[Problem requirements]
Convert every line of the material into a JSON list of strings, with one string per line and no blank lines.

── Exercise data ──

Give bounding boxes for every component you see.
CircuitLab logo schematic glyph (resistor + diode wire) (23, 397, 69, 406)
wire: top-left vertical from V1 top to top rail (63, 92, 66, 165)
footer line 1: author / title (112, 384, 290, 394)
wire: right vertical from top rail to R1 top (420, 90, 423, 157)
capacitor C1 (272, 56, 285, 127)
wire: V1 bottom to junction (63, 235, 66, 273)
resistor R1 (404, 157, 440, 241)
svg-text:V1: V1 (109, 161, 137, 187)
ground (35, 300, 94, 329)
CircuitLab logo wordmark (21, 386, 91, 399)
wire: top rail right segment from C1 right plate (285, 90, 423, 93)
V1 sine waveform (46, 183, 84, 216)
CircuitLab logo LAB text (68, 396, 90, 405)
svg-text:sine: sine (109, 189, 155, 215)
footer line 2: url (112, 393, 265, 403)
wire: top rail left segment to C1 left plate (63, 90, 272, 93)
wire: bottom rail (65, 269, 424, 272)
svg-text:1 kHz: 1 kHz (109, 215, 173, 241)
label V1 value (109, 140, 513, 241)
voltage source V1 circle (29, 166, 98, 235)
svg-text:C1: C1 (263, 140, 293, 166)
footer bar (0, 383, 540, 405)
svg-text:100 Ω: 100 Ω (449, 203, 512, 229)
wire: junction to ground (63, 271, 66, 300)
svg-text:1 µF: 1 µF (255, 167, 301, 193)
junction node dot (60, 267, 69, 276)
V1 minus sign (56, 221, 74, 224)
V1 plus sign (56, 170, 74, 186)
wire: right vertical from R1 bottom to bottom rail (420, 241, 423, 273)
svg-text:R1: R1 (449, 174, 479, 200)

───

[Solution for this task]
[
  "Give bounding boxes for every component you see.",
  "CircuitLab logo schematic glyph (resistor + diode wire) (23, 397, 69, 406)",
  "wire: top-left vertical from V1 top to top rail (63, 92, 66, 165)",
  "footer line 1: author / title (112, 384, 290, 394)",
  "wire: right vertical from top rail to R1 top (420, 90, 423, 157)",
  "capacitor C1 (272, 56, 285, 127)",
  "wire: V1 bottom to junction (63, 235, 66, 273)",
  "resistor R1 (404, 157, 440, 241)",
  "svg-text:V1: V1 (109, 161, 137, 187)",
  "ground (35, 300, 94, 329)",
  "CircuitLab logo wordmark (21, 386, 91, 399)",
  "wire: top rail right segment from C1 right plate (285, 90, 423, 93)",
  "V1 sine waveform (46, 183, 84, 216)",
  "CircuitLab logo LAB text (68, 396, 90, 405)",
  "svg-text:sine: sine (109, 189, 155, 215)",
  "footer line 2: url (112, 393, 265, 403)",
  "wire: top rail left segment to C1 left plate (63, 90, 272, 93)",
  "wire: bottom rail (65, 269, 424, 272)",
  "svg-text:1 kHz: 1 kHz (109, 215, 173, 241)",
  "label V1 value (109, 140, 513, 241)",
  "voltage source V1 circle (29, 166, 98, 235)",
  "svg-text:C1: C1 (263, 140, 293, 166)",
  "footer bar (0, 383, 540, 405)",
  "svg-text:100 Ω: 100 Ω (449, 203, 512, 229)",
  "wire: junction to ground (63, 271, 66, 300)",
  "svg-text:1 µF: 1 µF (255, 167, 301, 193)",
  "junction node dot (60, 267, 69, 276)",
  "V1 minus sign (56, 221, 74, 224)",
  "V1 plus sign (56, 170, 74, 186)",
  "wire: right vertical from R1 bottom to bottom rail (420, 241, 423, 273)",
  "svg-text:R1: R1 (449, 174, 479, 200)"
]